### Data supplied
+--

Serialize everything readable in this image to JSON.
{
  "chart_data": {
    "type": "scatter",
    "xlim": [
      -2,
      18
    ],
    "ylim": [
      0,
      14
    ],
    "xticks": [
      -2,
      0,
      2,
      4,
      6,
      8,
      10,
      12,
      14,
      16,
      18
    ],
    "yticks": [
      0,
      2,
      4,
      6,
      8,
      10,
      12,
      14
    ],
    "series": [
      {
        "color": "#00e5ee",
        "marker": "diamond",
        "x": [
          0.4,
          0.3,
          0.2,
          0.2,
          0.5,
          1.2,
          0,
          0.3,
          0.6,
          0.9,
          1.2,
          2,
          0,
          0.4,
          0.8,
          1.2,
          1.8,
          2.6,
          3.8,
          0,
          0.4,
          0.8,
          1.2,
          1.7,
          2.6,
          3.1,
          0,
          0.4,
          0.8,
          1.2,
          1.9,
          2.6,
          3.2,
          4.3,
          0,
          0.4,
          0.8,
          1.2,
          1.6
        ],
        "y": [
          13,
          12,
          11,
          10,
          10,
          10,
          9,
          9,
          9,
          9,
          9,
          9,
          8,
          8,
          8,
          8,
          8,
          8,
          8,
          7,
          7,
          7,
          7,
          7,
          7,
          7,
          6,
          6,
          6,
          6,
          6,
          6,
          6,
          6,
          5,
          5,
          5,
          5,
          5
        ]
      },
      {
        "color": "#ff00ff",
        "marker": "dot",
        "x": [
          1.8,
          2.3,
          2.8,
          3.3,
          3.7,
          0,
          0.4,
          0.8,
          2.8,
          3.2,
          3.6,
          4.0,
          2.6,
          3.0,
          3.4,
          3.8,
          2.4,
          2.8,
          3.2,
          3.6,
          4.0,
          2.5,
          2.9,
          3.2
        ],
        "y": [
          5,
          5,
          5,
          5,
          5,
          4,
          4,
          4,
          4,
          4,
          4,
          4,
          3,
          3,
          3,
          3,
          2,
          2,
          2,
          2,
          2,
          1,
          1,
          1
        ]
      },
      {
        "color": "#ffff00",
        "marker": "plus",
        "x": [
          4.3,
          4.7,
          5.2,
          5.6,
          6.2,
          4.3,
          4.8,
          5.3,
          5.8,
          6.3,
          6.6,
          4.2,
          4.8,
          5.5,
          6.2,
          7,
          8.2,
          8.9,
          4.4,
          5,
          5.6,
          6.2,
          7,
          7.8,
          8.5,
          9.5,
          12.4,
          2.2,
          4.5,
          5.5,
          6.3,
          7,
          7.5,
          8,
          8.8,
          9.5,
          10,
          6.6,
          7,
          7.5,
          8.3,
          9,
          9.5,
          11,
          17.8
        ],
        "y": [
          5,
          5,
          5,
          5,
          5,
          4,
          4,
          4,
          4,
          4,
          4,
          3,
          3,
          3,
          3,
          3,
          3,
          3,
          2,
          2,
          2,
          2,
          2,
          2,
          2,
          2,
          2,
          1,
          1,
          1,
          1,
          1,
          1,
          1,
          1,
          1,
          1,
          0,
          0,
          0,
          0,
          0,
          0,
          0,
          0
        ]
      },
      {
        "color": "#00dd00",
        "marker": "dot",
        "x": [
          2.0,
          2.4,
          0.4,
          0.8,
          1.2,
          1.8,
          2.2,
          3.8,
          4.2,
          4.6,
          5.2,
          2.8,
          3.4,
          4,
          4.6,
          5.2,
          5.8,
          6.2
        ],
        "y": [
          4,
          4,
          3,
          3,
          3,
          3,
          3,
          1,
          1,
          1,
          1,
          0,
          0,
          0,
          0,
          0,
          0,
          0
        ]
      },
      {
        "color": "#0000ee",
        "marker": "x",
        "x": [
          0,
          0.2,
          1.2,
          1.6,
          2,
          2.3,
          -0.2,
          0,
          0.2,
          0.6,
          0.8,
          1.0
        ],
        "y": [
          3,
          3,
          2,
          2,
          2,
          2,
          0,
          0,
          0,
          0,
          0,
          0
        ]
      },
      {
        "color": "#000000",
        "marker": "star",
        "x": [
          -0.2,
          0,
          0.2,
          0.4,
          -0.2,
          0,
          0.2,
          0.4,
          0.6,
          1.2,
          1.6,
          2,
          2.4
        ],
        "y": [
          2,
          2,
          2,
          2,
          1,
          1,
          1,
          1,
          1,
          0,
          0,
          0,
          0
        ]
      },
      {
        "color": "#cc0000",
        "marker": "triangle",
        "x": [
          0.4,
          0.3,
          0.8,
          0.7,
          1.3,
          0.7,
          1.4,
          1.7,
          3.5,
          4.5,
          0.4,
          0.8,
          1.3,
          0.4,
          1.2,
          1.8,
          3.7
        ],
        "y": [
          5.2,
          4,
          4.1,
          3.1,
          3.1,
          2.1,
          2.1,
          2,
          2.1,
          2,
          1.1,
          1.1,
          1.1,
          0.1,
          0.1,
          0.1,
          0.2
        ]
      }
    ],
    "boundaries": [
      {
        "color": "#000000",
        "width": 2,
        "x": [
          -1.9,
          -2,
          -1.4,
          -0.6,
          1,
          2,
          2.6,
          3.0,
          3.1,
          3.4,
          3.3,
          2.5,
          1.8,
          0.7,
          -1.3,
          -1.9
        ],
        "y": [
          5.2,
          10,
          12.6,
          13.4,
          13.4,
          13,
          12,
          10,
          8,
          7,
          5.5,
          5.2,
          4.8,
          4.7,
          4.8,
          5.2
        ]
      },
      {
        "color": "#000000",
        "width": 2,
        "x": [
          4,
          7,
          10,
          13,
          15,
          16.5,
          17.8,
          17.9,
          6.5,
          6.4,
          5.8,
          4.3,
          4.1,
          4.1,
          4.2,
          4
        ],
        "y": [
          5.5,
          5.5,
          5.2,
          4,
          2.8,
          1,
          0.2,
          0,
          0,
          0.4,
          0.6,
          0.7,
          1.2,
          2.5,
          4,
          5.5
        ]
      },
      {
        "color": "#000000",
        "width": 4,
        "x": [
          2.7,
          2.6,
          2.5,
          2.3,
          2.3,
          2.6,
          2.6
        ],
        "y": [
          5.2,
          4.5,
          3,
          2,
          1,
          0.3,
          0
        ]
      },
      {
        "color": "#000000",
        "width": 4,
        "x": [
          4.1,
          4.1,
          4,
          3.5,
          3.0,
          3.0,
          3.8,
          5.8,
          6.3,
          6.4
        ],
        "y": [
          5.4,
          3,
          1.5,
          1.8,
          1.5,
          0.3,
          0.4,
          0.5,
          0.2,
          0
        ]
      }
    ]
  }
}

+--

The records above are to be repeated exactly, in their entirety.

### Full response
Serialize everything readable in this image to JSON.
{
  "chart_data": {
    "type": "scatter",
    "xlim": [
      -2,
      18
    ],
    "ylim": [
      0,
      14
    ],
    "xticks": [
      -2,
      0,
      2,
      4,
      6,
      8,
      10,
      12,
      14,
      16,
      18
    ],
    "yticks": [
      0,
      2,
      4,
      6,
      8,
      10,
      12,
      14
    ],
    "series": [
      {
        "color": "#00e5ee",
        "marker": "diamond",
        "x": [
          0.4,
          0.3,
          0.2,
          0.2,
          0.5,
          1.2,
          0,
          0.3,
          0.6,
          0.9,
          1.2,
          2,
          0,
          0.4,
          0.8,
          1.2,
          1.8,
          2.6,
          3.8,
          0,
          0.4,
          0.8,
          1.2,
          1.7,
          2.6,
          3.1,
          0,
          0.4,
          0.8,
          1.2,
          1.9,
          2.6,
          3.2,
          4.3,
          0,
          0.4,
          0.8,
          1.2,
          1.6
        ],
        "y": [
          13,
          12,
          11,
          10,
          10,
          10,
          9,
          9,
          9,
          9,
          9,
          9,
          8,
          8,
          8,
          8,
          8,
          8,
          8,
          7,
          7,
          7,
          7,
          7,
          7,
          7,
          6,
          6,
          6,
          6,
          6,
          6,
          6,
          6,
          5,
          5,
          5,
          5,
          5
        ]
      },
      {
        "color": "#ff00ff",
        "marker": "dot",
        "x": [
          1.8,
          2.3,
          2.8,
          3.3,
          3.7,
          0,
          0.4,
          0.8,
          2.8,
          3.2,
          3.6,
          4.0,
          2.6,
          3.0,
          3.4,
          3.8,
          2.4,
          2.8,
          3.2,
          3.6,
          4.0,
          2.5,
          2.9,
          3.2
        ],
        "y": [
          5,
          5,
          5,
          5,
          5,
          4,
          4,
          4,
          4,
          4,
          4,
          4,
          3,
          3,
          3,
          3,
          2,
          2,
          2,
          2,
          2,
          1,
          1,
          1
        ]
      },
      {
        "color": "#ffff00",
        "marker": "plus",
        "x": [
          4.3,
          4.7,
          5.2,
          5.6,
          6.2,
          4.3,
          4.8,
          5.3,
          5.8,
          6.3,
          6.6,
          4.2,
          4.8,
          5.5,
          6.2,
          7,
          8.2,
          8.9,
          4.4,
          5,
          5.6,
          6.2,
          7,
          7.8,
          8.5,
          9.5,
          12.4,
          2.2,
          4.5,
          5.5,
          6.3,
          7,
          7.5,
          8,
          8.8,
          9.5,
          10,
          6.6,
          7,
          7.5,
          8.3,
          9,
          9.5,
          11,
          17.8
        ],
        "y": [
          5,
          5,
          5,
          5,
          5,
          4,
          4,
          4,
          4,
          4,
          4,
          3,
          3,
          3,
          3,
          3,
          3,
          3,
          2,
          2,
          2,
          2,
          2,
          2,
          2,
          2,
          2,
          1,
          1,
          1,
          1,
          1,
          1,
          1,
          1,
          1,
          1,
          0,
          0,
          0,
          0,
          0,
          0,
          0,
          0
        ]
      },
      {
        "color": "#00dd00",
        "marker": "dot",
        "x": [
          2.0,
          2.4,
          0.4,
          0.8,
          1.2,
          1.8,
          2.2,
          3.8,
          4.2,
          4.6,
          5.2,
          2.8,
          3.4,
          4,
          4.6,
          5.2,
          5.8,
          6.2
        ],
        "y": [
          4,
          4,
          3,
          3,
          3,
          3,
          3,
          1,
          1,
          1,
          1,
          0,
          0,
          0,
          0,
          0,
          0,
          0
        ]
      },
      {
        "color": "#0000ee",
        "marker": "x",
        "x": [
          0,
          0.2,
          1.2,
          1.6,
          2,
          2.3,
          -0.2,
          0,
          0.2,
          0.6,
          0.8,
          1.0
        ],
        "y": [
          3,
          3,
          2,
          2,
          2,
          2,
          0,
          0,
          0,
          0,
          0,
          0
        ]
      },
      {
        "color": "#000000",
        "marker": "star",
        "x": [
          -0.2,
          0,
          0.2,
          0.4,
          -0.2,
          0,
          0.2,
          0.4,
          0.6,
          1.2,
          1.6,
          2,
          2.4
        ],
        "y": [
          2,
          2,
          2,
          2,
          1,
          1,
          1,
          1,
          1,
          0,
          0,
          0,
          0
        ]
      },
      {
        "color": "#cc0000",
        "marker": "triangle",
        "x": [
          0.4,
          0.3,
          0.8,
          0.7,
          1.3,
          0.7,
          1.4,
          1.7,
          3.5,
          4.5,
          0.4,
          0.8,
          1.3,
          0.4,
          1.2,
          1.8,
          3.7
        ],
        "y": [
          5.2,
          4,
          4.1,
          3.1,
          3.1,
          2.1,
          2.1,
          2,
          2.1,
          2,
          1.1,
          1.1,
          1.1,
          0.1,
          0.1,
          0.1,
          0.2
        ]
      }
    ],
    "boundaries": [
      {
        "color": "#000000",
        "width": 2,
        "x": [
          -1.9,
          -2,
          -1.4,
          -0.6,
          1,
          2,
          2.6,
          3.0,
          3.1,
          3.4,
          3.3,
          2.5,
          1.8,
          0.7,
          -1.3,
          -1.9
        ],
        "y": [
          5.2,
          10,
          12.6,
          13.4,
          13.4,
          13,
          12,
          10,
          8,
          7,
          5.5,
          5.2,
          4.8,
          4.7,
          4.8,
          5.2
        ]
      },
      {
        "color": "#000000",
        "width": 2,
        "x": [
          4,
          7,
          10,
          13,
          15,
          16.5,
          17.8,
          17.9,
          6.5,
          6.4,
          5.8,
          4.3,
          4.1,
          4.1,
          4.2,
          4
        ],
        "y": [
          5.5,
          5.5,
          5.2,
          4,
          2.8,
          1,
          0.2,
          0,
          0,
          0.4,
          0.6,
          0.7,
          1.2,
          2.5,
          4,
          5.5
        ]
      },
      {
        "color": "#000000",
        "width": 4,
        "x": [
          2.7,
          2.6,
          2.5,
          2.3,
          2.3,
          2.6,
          2.6
        ],
        "y": [
          5.2,
          4.5,
          3,
          2,
          1,
          0.3,
          0
        ]
      },
      {
        "color": "#000000",
        "width": 4,
        "x": [
          4.1,
          4.1,
          4,
          3.5,
          3.0,
          3.0,
          3.8,
          5.8,
          6.3,
          6.4
        ],
        "y": [
          5.4,
          3,
          1.5,
          1.8,
          1.5,
          0.3,
          0.4,
          0.5,
          0.2,
          0
        ]
      }
    ]
  }
}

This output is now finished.